== Textauszug

Eigentlich sollte ich hier über die typischen Helden in Büchern schreiben, aber die ‚Helden‘ in Büchern sind für mich in vielerlei Hinsicht keine Helden im positiven Sinne. Darum schreibe ich über Protagonisten allgemein, wenn auch zum Großteil auf Fantasy bezogen. Und zum Teil, wann sie in meinen Augen zu Helden werden.


Helden sind für mich nicht die Leute, die typische Heldeneigenschaften haben. Eine riesige Reihe an Sonderfertigkeiten, tollen Fähigkeiten, magischen Schwertern, Amuletten und Prophezeiungen langweilt mich. Das ist, als hätte derjenige ein Schild um den Hals, auf dem ‚Ich gewinne am Ende sowieso‘ steht.


Am allermeisten nervt es mich, wenn Autoren ihren Protagonisten um jeden Preis zum Helden machen wollen, auch wenn das eigentlich total unlogisch ist.

====
== Daten

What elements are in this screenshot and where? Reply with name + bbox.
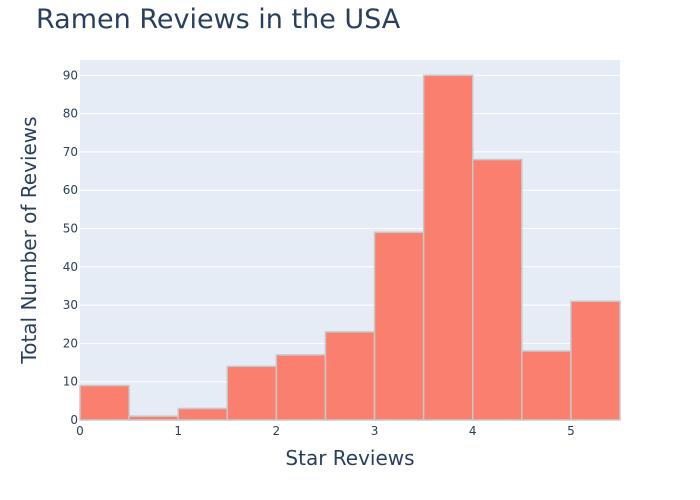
histogram-bar: [422, 74, 474, 421]
x-tick-label: 0: [76, 424, 84, 438]
histogram-bar: [79, 384, 130, 421]
histogram-bar: [471, 158, 523, 421]
y-tick-label: 40: [63, 260, 78, 274]
bars: [79, 74, 621, 421]
x-tick-label: 5: [567, 424, 575, 438]
histogram-bar: [570, 300, 621, 421]
x-tick-label: 2: [273, 424, 281, 438]
x-tick-labels: 0 1 2 3 4 5: [76, 424, 575, 438]
histogram-bar: [373, 231, 425, 421]
y-tick-label: 0: [70, 413, 78, 427]
y-tick-label: 10: [63, 375, 78, 389]
gridlines: [80, 74, 620, 383]
y-tick-label: 20: [63, 336, 78, 350]
histogram-bar: [324, 331, 376, 421]
y-tick-label: 60: [63, 183, 78, 197]
y-tick-label: 80: [63, 107, 78, 121]
x-tick-label: 4: [469, 424, 477, 438]
histogram-bar: [275, 354, 327, 421]
histogram-bar: [226, 365, 278, 421]
histogram-bar: [177, 407, 229, 421]
y-tick-label: 30: [63, 298, 78, 312]
chart-title: Ramen Reviews in the USA: [36, 4, 401, 35]
x-tick-label: 1: [174, 424, 182, 438]
y-tick-label: 70: [63, 145, 78, 159]
y-axis-title: Total Number of Reviews: [17, 116, 41, 364]
histogram-bar: [521, 350, 572, 421]
y-tick-labels: 0 10 20 30 40 50 60 70 80 90: [63, 68, 78, 427]
histogram-bar: [128, 415, 179, 421]
x-tick-label: 3: [371, 424, 379, 438]
y-tick-label: 50: [63, 222, 78, 236]
x-axis-title: Star Reviews: [285, 446, 414, 470]
y-tick-label: 90: [63, 68, 78, 82]
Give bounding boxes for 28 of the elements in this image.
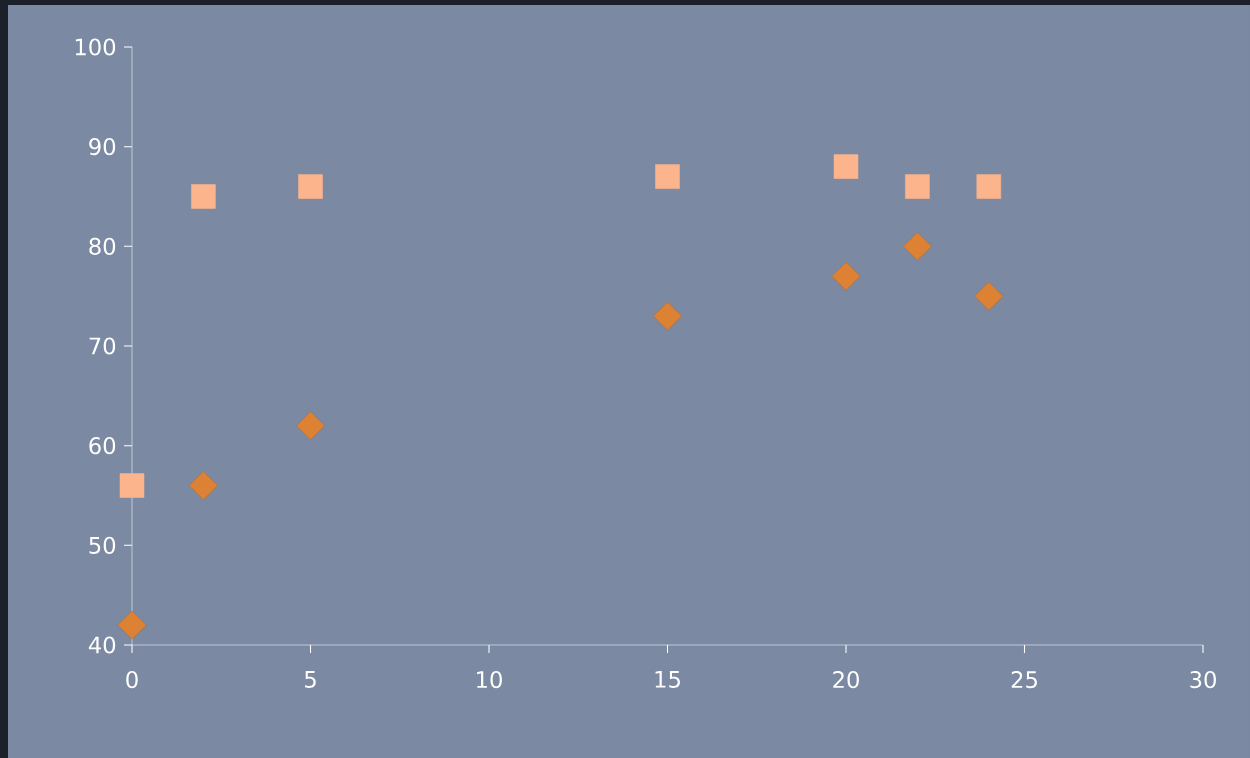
point xyxy=(831,261,861,291)
y-tick-label: 40 xyxy=(88,636,116,654)
point xyxy=(188,471,218,500)
y-tick-label: 90 xyxy=(89,138,116,156)
point xyxy=(191,184,216,209)
x-tick-label: 10 xyxy=(477,671,502,689)
x-tick-label: 20 xyxy=(833,671,859,689)
x-tick-label: 30 xyxy=(1190,671,1216,689)
point xyxy=(833,154,859,179)
point xyxy=(298,174,323,199)
point xyxy=(296,411,325,441)
y-tick-label: 50 xyxy=(89,536,116,554)
y-tick-label: 60 xyxy=(89,437,116,455)
point xyxy=(974,281,1004,311)
x-tick-label: 25 xyxy=(1011,671,1037,689)
x-tick-label: 0 xyxy=(126,671,138,689)
point xyxy=(655,164,680,189)
point xyxy=(117,610,147,640)
point xyxy=(653,301,682,331)
point xyxy=(976,174,1002,199)
point xyxy=(905,174,930,199)
y-tick-label: 100 xyxy=(75,38,116,56)
point xyxy=(902,231,932,261)
x-tick-label: 5 xyxy=(305,671,316,688)
y-tick-label: 80 xyxy=(89,237,116,255)
y-tick-label: 70 xyxy=(89,337,116,355)
x-tick-label: 15 xyxy=(655,671,680,688)
point xyxy=(119,473,145,498)
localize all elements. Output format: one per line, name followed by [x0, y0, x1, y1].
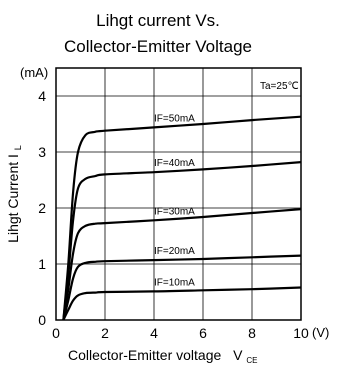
y-axis-label-subscript: L — [13, 145, 23, 150]
chart-title-line-1: Lihgt current Vs. — [96, 11, 220, 30]
curve-labels: IF=10mA IF=20mA IF=30mA IF=40mA IF=50mA — [154, 113, 195, 288]
tick-labels: 0 2 4 6 8 10 0 1 2 3 4 — [38, 88, 309, 341]
curve-if-40ma — [62, 161, 302, 321]
x-tick-label: 4 — [150, 325, 158, 341]
curve-if-10ma — [62, 286, 302, 321]
y-tick-label: 3 — [38, 144, 46, 160]
x-tick-label: 8 — [248, 325, 256, 341]
x-axis-label-subscript: CE — [246, 356, 257, 365]
y-axis-label: Lihgt Current I L — [5, 145, 23, 243]
curve-label: IF=10mA — [154, 277, 195, 288]
annotation-temperature: Ta=25℃ — [260, 81, 299, 92]
y-tick-label: 4 — [38, 88, 46, 104]
y-tick-label: 0 — [38, 312, 46, 328]
curve-label: IF=40mA — [154, 158, 195, 169]
x-tick-label: 10 — [293, 325, 309, 341]
x-tick-label: 2 — [101, 325, 109, 341]
x-axis-label-main: Collector-Emitter voltage — [68, 347, 221, 363]
curve-label: IF=20mA — [154, 246, 195, 257]
y-tick-label: 1 — [38, 256, 46, 272]
curves — [62, 115, 302, 321]
y-unit-label: (mA) — [20, 65, 48, 80]
x-axis-label-v: V — [233, 347, 243, 363]
chart-title-line-2: Collector-Emitter Voltage — [64, 37, 252, 56]
curve-label: IF=50mA — [154, 113, 195, 124]
x-tick-label: 0 — [52, 325, 60, 341]
curve-if-30ma — [62, 208, 302, 321]
grid — [56, 68, 301, 320]
x-unit-label: (V) — [312, 325, 329, 340]
y-axis-label-main: Lihgt Current I — [5, 154, 21, 243]
curve-label: IF=30mA — [154, 206, 195, 217]
curve-if-20ma — [62, 254, 302, 321]
curve-if-50ma — [62, 115, 302, 321]
x-tick-label: 6 — [199, 325, 207, 341]
y-tick-label: 2 — [38, 200, 46, 216]
plot-frame — [55, 67, 302, 321]
x-axis-label: Collector-Emitter voltage V CE — [68, 347, 258, 365]
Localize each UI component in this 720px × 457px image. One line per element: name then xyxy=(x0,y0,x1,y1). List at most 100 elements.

====

Schriftliche Aufgabe A – Fasse den Absatz aus dem Textauszug, der mit „Helden sind für mich nicht die Leute“ beginnt, kürzer zusammen und behalte dabei seine wesentlichen Aussagen.
Schriftliche Aufgabe B – Schreib aus dem Textauszug den Abschnitt wortgetreu ab, der bei „Am allermeisten nervt“ anfängt und mit „total unlogisch ist.“ aufhört.
Schriftliche Aufgabe C –
Beantworte kurz diese Fragen zum Textauszug:
(i) Auf welches Genre bezieht sich der Text größtenteils?
(ii) Welche Aufschrift hat das Schild, das im Textauszug erwähnt wird?
(iii) Was nervt die schreibende Person am allermeisten?
Stütze dich nur auf den Textauszug.

Lösung A – Typische Heldeneigenschaften machen für die schreibende Person keinen Helden aus. Viele Sonderfertigkeiten, tolle Fähigkeiten, magische Schwerter, Amulette und Prophezeiungen langweilen sie. Eine so ausgestattete Figur wirkt, als trüge sie ein Schild mit der Aufschrift ‚Ich gewinne am Ende sowieso‘ um den Hals.

Lösung B –
Am allermeisten nervt es mich, wenn Autoren ihren Protagonisten um jeden Preis zum Helden machen wollen, auch wenn das eigentlich total unlogisch ist.

Lösung C –
(i) Auf Fantasy.
(ii) ‚Ich gewinne am Ende sowieso‘.
(iii) Wenn Autoren ihren Protagonisten um jeden Preis zum Helden machen wollen, auch wenn das eigentlich total unlogisch ist.